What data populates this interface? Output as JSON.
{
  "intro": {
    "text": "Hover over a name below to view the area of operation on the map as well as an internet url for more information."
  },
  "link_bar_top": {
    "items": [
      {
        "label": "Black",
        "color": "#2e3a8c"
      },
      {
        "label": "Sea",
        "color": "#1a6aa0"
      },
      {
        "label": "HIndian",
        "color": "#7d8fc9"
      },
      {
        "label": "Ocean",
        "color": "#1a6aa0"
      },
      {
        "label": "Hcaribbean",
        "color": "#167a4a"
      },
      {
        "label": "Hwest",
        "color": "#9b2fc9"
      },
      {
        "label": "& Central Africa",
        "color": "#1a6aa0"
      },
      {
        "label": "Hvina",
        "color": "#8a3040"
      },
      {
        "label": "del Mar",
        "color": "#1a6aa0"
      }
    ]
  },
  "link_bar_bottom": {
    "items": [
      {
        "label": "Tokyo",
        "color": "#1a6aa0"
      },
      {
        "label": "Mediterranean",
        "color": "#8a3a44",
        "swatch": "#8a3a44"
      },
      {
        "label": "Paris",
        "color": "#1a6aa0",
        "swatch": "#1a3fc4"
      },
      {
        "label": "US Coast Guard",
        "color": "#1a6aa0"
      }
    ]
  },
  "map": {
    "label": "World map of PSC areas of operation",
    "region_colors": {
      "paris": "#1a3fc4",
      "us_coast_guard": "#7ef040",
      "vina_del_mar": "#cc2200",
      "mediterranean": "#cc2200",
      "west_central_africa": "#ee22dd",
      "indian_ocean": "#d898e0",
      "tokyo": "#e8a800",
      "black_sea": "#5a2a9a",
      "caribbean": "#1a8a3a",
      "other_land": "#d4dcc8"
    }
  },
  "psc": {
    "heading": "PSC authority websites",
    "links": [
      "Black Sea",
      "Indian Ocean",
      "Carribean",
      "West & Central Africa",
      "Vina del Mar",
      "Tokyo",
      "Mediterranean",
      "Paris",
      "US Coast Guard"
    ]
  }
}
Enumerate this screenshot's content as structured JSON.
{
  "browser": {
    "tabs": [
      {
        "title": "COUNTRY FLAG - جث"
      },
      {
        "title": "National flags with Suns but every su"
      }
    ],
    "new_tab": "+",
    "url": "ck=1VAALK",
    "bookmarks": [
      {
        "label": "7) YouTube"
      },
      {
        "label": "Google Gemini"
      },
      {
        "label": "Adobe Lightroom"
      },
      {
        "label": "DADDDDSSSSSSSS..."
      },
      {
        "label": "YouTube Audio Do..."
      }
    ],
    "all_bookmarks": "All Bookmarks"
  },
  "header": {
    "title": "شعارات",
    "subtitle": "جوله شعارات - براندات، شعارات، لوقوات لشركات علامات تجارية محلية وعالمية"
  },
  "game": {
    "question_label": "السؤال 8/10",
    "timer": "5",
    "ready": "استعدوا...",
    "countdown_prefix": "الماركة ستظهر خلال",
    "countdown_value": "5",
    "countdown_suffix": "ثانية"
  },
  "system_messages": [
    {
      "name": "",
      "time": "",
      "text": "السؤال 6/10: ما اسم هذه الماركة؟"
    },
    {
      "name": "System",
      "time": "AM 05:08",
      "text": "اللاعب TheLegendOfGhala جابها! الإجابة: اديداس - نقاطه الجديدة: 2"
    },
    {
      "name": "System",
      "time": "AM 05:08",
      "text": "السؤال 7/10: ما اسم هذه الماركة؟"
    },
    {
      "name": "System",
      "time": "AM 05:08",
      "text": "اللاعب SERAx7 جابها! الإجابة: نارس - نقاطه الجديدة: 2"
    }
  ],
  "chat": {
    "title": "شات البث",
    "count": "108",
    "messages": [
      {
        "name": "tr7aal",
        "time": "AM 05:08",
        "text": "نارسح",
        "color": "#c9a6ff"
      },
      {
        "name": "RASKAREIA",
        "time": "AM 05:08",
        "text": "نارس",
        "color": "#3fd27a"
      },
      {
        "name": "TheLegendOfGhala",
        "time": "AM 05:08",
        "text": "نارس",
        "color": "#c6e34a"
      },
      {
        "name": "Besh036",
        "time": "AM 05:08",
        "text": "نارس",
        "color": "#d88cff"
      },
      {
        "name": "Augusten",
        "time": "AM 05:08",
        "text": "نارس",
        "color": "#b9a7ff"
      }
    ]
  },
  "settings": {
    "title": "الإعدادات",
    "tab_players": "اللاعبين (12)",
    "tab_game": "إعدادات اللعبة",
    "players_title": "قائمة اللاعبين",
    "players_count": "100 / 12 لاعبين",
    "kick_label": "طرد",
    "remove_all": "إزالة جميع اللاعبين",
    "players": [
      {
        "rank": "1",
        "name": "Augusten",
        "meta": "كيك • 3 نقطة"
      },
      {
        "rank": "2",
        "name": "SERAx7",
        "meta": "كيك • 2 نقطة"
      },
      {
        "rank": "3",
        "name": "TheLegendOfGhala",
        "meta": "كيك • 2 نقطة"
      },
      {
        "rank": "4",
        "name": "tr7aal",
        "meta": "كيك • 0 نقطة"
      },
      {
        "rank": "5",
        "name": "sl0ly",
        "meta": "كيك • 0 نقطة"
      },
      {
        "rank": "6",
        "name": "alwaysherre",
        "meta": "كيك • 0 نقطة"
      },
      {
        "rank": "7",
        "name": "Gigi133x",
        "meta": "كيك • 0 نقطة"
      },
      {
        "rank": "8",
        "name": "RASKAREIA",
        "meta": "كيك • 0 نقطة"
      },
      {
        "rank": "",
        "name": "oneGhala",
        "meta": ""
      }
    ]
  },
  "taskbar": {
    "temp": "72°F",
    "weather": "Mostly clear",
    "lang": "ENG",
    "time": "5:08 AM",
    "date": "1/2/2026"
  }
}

Exercise details: Filter the records above and return every line that holds the word "الماركة".

Result for this task:
    "countdown_prefix": "الماركة ستظهر خلال",
      "text": "السؤال 6/10: ما اسم هذه الماركة؟"
      "text": "السؤال 7/10: ما اسم هذه الماركة؟"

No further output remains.